Records from a collection

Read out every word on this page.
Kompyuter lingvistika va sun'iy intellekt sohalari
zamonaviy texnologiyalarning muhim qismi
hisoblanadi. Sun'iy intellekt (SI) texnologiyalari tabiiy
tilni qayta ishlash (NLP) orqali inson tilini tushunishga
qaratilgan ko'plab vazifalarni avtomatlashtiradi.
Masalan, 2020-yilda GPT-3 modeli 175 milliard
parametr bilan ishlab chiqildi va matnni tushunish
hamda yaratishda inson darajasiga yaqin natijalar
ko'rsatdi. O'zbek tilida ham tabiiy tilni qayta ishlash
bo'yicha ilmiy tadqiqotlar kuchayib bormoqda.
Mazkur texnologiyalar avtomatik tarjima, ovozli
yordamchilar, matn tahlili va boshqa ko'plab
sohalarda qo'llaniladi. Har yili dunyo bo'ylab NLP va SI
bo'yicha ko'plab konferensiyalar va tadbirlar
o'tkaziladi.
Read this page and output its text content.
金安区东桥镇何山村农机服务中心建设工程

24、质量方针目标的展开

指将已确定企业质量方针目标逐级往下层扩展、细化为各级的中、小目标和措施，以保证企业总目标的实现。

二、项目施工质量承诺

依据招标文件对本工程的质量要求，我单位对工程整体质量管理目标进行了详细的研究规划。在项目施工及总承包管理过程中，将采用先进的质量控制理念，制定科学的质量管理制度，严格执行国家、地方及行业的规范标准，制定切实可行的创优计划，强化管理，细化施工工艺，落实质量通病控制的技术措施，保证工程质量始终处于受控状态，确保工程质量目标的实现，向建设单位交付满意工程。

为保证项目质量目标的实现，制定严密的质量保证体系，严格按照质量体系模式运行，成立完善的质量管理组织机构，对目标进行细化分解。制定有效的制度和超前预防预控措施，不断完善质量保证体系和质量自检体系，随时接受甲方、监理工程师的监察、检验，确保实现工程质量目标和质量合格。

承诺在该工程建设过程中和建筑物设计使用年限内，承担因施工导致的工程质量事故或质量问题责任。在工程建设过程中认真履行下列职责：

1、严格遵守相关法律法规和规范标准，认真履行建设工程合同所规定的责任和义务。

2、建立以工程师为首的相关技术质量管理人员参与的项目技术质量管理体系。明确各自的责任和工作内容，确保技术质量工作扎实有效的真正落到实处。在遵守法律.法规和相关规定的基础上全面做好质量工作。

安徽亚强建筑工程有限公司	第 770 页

Your task: Repeat exactly the lines from the one containing "Read this page and output its text content." through the last line of the records above, both included, and nothing else.

Answer to this exercise:
Read this page and output its text content.
金安区东桥镇何山村农机服务中心建设工程

24、质量方针目标的展开

指将已确定企业质量方针目标逐级往下层扩展、细化为各级的中、小目标和措施，以保证企业总目标的实现。

二、项目施工质量承诺

依据招标文件对本工程的质量要求，我单位对工程整体质量管理目标进行了详细的研究规划。在项目施工及总承包管理过程中，将采用先进的质量控制理念，制定科学的质量管理制度，严格执行国家、地方及行业的规范标准，制定切实可行的创优计划，强化管理，细化施工工艺，落实质量通病控制的技术措施，保证工程质量始终处于受控状态，确保工程质量目标的实现，向建设单位交付满意工程。

为保证项目质量目标的实现，制定严密的质量保证体系，严格按照质量体系模式运行，成立完善的质量管理组织机构，对目标进行细化分解。制定有效的制度和超前预防预控措施，不断完善质量保证体系和质量自检体系，随时接受甲方、监理工程师的监察、检验，确保实现工程质量目标和质量合格。

承诺在该工程建设过程中和建筑物设计使用年限内，承担因施工导致的工程质量事故或质量问题责任。在工程建设过程中认真履行下列职责：

1、严格遵守相关法律法规和规范标准，认真履行建设工程合同所规定的责任和义务。

2、建立以工程师为首的相关技术质量管理人员参与的项目技术质量管理体系。明确各自的责任和工作内容，确保技术质量工作扎实有效的真正落到实处。在遵守法律.法规和相关规定的基础上全面做好质量工作。

安徽亚强建筑工程有限公司	第 770 页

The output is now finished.